Extract each line where the string "this" shows up.

[Dataset excerpt]
::::
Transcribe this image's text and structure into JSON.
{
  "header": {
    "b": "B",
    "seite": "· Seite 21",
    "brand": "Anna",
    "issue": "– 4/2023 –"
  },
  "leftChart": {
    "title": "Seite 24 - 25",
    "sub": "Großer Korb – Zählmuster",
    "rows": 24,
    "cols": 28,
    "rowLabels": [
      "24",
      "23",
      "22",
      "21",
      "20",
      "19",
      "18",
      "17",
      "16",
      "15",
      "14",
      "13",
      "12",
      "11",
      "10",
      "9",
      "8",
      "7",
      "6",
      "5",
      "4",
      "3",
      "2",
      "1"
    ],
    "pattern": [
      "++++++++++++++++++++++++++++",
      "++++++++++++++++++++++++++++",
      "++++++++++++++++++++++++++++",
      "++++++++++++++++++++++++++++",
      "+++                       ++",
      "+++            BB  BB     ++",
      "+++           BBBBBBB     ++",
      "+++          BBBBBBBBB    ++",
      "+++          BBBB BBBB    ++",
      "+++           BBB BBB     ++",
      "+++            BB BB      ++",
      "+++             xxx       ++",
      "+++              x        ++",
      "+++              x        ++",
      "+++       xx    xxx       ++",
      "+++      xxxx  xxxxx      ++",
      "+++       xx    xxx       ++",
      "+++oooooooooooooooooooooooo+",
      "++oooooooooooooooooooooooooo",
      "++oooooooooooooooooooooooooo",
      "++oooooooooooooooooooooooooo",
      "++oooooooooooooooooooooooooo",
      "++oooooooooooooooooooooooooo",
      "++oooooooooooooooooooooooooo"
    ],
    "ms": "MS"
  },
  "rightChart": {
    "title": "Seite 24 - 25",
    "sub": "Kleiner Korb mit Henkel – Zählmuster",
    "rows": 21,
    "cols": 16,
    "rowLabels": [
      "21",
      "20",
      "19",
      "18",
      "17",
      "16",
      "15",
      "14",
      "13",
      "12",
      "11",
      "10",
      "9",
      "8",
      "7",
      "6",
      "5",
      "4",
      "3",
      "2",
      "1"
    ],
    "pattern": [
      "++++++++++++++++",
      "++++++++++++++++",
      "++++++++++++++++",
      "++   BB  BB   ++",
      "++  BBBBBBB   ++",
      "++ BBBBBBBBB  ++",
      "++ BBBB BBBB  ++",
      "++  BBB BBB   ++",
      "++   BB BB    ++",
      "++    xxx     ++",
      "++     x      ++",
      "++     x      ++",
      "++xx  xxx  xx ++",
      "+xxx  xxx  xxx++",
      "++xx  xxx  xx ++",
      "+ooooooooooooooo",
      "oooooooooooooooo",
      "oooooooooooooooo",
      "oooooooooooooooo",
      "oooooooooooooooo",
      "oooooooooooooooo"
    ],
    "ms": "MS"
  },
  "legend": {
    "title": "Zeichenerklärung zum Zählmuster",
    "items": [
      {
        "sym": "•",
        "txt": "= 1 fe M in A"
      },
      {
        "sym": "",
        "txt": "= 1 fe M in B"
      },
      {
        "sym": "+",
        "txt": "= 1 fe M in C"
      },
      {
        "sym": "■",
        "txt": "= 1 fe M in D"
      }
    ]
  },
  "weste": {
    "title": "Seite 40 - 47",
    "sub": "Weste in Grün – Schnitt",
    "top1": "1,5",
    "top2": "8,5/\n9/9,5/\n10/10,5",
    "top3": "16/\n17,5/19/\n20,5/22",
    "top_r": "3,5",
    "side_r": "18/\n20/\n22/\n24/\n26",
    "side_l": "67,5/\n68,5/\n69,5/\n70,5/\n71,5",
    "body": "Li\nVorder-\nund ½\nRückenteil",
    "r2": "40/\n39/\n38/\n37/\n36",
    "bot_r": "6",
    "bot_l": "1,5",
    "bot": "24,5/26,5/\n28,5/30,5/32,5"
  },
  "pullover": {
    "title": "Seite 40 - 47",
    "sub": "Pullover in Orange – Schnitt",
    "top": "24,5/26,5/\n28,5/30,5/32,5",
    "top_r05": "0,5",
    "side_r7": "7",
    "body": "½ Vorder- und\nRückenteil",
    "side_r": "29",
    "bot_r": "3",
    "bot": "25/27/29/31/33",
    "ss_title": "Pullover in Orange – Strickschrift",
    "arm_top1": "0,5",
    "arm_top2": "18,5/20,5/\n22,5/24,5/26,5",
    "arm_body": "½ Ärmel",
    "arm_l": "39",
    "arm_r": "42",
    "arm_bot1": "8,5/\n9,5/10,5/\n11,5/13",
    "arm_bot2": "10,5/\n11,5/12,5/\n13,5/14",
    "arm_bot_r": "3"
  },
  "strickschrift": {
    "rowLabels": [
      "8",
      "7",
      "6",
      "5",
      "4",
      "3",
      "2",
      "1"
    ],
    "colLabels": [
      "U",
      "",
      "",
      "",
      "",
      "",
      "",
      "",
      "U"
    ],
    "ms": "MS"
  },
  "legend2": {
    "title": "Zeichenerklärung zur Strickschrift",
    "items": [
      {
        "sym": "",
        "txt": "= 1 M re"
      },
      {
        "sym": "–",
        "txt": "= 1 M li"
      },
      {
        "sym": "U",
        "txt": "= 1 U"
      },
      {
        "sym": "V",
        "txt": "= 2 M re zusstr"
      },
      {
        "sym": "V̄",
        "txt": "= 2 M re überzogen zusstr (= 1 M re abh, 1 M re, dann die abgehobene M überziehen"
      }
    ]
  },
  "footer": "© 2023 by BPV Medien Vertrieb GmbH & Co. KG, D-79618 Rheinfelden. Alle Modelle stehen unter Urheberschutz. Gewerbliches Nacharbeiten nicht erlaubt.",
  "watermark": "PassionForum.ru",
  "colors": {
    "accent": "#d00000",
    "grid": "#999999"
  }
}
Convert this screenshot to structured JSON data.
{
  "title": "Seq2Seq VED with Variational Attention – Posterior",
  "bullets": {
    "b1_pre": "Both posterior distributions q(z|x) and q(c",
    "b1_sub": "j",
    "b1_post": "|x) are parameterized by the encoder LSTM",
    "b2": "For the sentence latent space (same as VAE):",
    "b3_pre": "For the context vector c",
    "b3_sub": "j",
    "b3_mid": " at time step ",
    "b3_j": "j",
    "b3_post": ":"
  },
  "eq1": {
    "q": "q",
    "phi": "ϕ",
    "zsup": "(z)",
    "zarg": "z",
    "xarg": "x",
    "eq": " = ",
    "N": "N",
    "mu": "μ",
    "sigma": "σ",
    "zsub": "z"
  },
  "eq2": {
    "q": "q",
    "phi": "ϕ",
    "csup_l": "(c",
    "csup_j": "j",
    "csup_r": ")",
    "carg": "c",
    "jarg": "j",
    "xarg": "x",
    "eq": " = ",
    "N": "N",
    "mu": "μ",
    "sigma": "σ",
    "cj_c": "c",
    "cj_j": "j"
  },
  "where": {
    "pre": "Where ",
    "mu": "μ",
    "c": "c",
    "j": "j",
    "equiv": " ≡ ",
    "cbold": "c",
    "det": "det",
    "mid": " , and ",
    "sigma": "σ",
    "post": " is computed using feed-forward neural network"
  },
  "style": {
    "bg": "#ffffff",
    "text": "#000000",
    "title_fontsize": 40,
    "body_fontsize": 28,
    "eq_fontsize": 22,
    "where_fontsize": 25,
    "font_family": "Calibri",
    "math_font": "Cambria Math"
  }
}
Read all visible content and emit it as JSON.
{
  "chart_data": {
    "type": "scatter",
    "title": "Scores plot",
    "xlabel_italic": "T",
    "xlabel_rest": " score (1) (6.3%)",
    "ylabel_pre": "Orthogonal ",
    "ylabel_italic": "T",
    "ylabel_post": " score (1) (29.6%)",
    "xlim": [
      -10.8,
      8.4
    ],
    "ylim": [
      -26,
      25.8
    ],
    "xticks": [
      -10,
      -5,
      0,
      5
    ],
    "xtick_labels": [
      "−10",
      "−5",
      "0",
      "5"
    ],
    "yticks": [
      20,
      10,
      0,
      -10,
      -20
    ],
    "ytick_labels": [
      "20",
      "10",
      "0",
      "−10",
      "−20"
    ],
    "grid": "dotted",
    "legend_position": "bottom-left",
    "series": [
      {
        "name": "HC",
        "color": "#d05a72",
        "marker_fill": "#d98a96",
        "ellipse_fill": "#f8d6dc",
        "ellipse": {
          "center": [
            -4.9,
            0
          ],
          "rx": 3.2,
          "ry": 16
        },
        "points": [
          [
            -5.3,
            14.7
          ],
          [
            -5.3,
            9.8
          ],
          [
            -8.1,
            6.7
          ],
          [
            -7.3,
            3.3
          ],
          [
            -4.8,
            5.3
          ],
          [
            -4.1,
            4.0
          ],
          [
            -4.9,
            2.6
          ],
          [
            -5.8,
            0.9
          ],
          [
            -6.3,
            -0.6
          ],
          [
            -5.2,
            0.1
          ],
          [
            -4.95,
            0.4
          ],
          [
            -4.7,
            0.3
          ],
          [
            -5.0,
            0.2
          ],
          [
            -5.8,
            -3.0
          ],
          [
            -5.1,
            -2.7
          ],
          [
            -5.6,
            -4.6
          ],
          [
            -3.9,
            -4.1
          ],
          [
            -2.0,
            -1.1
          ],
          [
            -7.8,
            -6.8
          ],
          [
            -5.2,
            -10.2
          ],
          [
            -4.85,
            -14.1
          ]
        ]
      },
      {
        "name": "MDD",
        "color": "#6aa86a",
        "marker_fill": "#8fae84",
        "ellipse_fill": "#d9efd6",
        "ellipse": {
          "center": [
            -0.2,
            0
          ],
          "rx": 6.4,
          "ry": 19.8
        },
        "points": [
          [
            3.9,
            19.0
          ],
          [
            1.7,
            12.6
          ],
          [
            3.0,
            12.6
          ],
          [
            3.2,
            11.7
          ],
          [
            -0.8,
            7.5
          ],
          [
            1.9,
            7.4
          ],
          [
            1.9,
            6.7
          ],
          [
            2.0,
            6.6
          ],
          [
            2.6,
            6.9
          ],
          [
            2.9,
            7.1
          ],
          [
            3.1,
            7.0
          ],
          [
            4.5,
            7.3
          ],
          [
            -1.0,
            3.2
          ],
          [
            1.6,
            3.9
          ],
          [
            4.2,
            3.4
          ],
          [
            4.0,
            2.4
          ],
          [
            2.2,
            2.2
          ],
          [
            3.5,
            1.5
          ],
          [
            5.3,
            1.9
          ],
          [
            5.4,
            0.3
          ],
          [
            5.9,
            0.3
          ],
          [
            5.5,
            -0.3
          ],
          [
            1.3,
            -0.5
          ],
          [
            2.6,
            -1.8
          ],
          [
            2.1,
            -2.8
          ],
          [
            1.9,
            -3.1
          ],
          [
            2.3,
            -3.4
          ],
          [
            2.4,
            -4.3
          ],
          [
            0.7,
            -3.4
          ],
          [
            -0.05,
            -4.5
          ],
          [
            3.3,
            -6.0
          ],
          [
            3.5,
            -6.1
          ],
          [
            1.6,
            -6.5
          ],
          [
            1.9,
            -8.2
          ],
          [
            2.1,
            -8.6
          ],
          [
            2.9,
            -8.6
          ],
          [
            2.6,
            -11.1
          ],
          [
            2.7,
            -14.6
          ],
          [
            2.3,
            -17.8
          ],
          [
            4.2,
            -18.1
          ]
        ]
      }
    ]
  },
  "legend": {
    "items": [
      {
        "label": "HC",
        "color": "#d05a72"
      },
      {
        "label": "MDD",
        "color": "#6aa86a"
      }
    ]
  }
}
::::
▶ IN RESPONSE:
Transcribe this image's text and structure into JSON.
Convert this screenshot to structured JSON data.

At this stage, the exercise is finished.